Prompt
Take from the listing each line that has the string "content".

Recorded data
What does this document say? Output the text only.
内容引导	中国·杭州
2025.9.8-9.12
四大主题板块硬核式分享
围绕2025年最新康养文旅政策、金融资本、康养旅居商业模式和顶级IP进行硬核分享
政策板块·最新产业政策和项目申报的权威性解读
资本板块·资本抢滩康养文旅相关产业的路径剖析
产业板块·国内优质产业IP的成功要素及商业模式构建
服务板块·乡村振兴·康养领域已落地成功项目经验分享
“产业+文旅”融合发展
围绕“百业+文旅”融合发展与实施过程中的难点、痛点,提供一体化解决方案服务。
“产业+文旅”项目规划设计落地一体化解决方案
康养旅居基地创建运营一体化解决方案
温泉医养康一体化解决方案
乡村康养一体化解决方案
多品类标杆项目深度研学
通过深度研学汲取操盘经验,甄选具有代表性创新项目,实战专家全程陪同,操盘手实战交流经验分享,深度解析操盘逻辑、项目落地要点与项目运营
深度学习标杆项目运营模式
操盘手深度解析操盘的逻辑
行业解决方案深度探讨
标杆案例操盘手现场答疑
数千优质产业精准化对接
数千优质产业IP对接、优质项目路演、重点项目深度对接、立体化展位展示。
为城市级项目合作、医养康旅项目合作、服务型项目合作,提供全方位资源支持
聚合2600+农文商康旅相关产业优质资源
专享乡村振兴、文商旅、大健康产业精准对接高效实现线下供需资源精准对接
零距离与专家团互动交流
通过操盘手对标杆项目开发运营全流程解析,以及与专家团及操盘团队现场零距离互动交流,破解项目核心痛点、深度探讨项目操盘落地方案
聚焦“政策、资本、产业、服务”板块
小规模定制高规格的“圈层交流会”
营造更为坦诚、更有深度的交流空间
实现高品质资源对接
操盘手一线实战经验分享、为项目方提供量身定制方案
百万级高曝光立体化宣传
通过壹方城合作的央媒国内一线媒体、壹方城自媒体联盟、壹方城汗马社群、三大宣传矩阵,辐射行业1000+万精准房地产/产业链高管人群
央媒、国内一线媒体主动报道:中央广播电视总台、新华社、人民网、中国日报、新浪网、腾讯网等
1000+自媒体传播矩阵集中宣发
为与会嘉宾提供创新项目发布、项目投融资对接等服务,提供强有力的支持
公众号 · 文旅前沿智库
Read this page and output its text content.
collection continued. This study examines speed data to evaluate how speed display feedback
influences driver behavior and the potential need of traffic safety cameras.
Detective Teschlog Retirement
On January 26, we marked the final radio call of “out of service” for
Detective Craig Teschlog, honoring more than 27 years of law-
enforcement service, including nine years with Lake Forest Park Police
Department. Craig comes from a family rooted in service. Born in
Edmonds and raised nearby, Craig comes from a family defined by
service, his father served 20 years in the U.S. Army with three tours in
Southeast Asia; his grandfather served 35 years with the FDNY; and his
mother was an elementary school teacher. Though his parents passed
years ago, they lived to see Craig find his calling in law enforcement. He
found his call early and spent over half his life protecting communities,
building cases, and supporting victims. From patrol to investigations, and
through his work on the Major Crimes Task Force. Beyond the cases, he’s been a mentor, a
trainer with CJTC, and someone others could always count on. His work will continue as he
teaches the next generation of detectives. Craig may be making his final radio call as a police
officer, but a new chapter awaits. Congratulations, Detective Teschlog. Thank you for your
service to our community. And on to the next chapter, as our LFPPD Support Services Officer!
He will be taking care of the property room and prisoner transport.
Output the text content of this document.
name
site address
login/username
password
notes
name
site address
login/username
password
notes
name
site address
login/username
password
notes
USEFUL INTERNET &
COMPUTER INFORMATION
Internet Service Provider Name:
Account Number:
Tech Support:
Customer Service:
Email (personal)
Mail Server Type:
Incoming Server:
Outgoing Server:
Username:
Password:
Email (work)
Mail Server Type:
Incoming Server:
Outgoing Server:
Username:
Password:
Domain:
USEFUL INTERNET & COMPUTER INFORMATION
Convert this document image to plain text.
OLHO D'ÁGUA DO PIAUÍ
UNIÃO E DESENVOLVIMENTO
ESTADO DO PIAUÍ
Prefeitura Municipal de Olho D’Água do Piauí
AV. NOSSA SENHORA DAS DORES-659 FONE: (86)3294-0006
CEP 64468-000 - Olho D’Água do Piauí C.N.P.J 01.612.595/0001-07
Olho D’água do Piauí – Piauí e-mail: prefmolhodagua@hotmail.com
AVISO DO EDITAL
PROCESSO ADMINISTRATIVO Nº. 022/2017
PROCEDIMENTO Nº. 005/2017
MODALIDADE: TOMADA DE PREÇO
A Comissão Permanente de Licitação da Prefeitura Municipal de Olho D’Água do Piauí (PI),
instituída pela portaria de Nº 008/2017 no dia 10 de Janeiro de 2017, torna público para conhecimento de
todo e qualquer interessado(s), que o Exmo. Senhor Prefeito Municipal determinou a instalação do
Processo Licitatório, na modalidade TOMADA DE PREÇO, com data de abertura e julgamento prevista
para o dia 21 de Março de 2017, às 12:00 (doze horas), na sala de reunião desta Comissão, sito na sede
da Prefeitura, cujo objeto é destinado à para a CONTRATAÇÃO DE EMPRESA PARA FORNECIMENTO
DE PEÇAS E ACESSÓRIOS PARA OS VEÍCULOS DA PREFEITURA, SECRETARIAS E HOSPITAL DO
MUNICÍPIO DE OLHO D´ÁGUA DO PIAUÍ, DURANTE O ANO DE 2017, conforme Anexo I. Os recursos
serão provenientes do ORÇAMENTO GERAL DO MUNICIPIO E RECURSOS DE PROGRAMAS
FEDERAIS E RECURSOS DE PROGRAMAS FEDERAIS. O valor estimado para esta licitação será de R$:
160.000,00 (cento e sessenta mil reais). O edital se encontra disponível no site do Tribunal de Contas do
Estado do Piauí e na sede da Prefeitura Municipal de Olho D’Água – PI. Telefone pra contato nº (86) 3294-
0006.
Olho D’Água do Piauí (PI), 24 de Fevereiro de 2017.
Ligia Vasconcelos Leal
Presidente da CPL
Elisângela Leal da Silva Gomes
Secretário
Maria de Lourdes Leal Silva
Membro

Solution to the problem
Read this page and output its text content.
Output the text content of this document.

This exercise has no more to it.